Below are some entries. Copy each line that holds the string "this".

(Saved data entries)
-------------------------

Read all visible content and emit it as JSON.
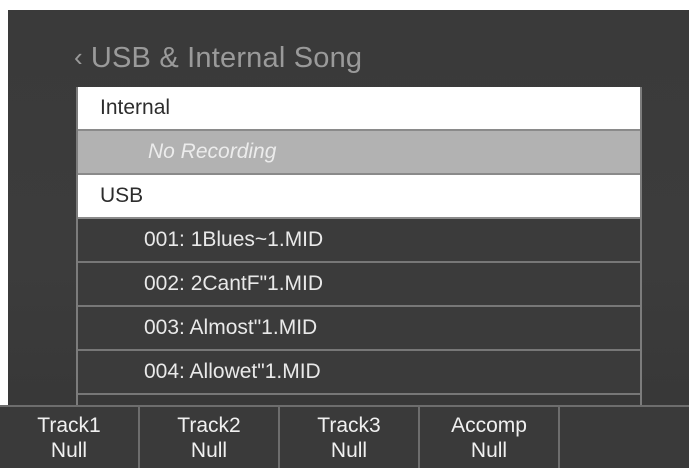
{
  "header": {
    "back_symbol": "‹",
    "title": "USB & Internal Song"
  },
  "list": {
    "internal_label": "Internal",
    "no_recording": "No Recording",
    "usb_label": "USB",
    "files": [
      "001: 1Blues~1.MID",
      "002: 2CantF\"1.MID",
      "003: Almost\"1.MID",
      "004: Allowet\"1.MID"
    ]
  },
  "softkeys": [
    {
      "label": "Track1",
      "value": "Null"
    },
    {
      "label": "Track2",
      "value": "Null"
    },
    {
      "label": "Track3",
      "value": "Null"
    },
    {
      "label": "Accomp",
      "value": "Null"
    },
    {
      "label": "",
      "value": ""
    }
  ],
  "colors": {
    "screen_bg": "#3b3b3b",
    "section_bg": "#ffffff",
    "empty_row_bg": "#b2b2b2",
    "title_text": "#9a9a9a"
  },
  "icons": {
    "back": "chevron-left-icon"
  }
}
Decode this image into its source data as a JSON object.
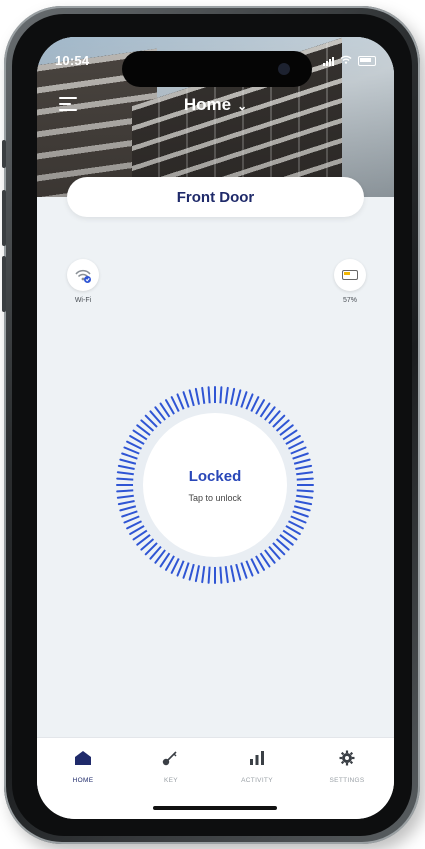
{
  "status_bar": {
    "time": "10:54"
  },
  "header": {
    "title": "Home",
    "chevron": "⌄"
  },
  "lock_card": {
    "name": "Front Door"
  },
  "indicators": {
    "wifi": {
      "label": "Wi-Fi",
      "icon": "wifi-icon"
    },
    "battery": {
      "label": "57%",
      "icon": "battery-icon",
      "level": 0.57
    }
  },
  "lock": {
    "state": "Locked",
    "hint": "Tap to unlock",
    "accent": "#2f55d4"
  },
  "tabs": [
    {
      "label": "HOME",
      "icon": "home-icon",
      "active": true
    },
    {
      "label": "KEY",
      "icon": "key-icon",
      "active": false
    },
    {
      "label": "ACTIVITY",
      "icon": "activity-icon",
      "active": false
    },
    {
      "label": "SETTINGS",
      "icon": "gear-icon",
      "active": false
    }
  ]
}
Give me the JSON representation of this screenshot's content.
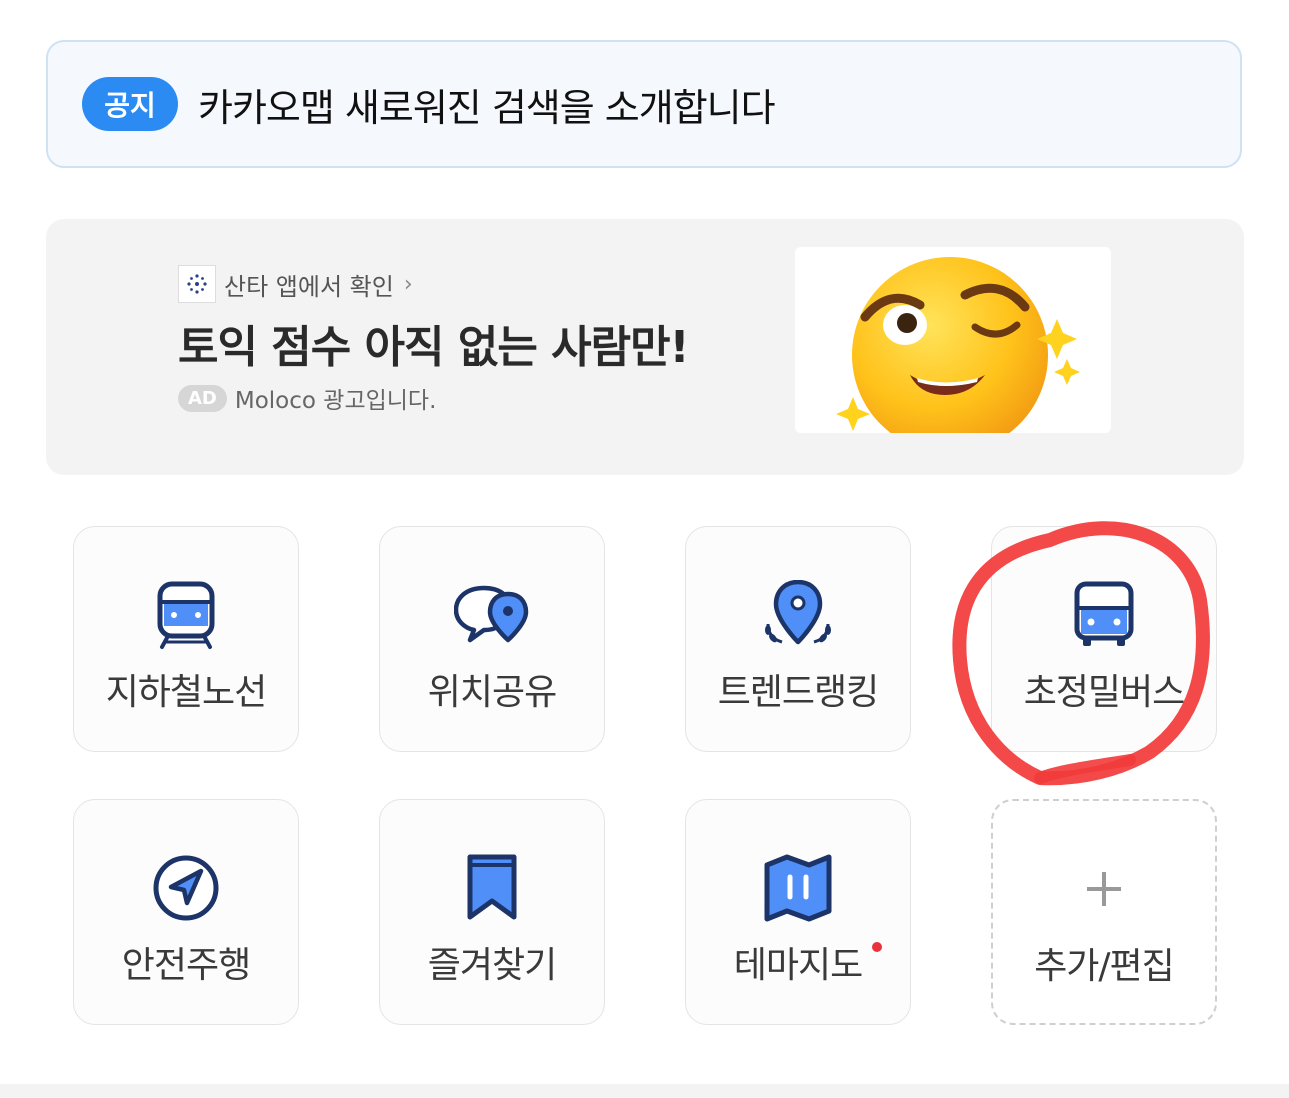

-------------------------

> **Solution to the problem**
Decode this image into its source data as a JSON object.
Give me the JSON representation of this screenshot's content.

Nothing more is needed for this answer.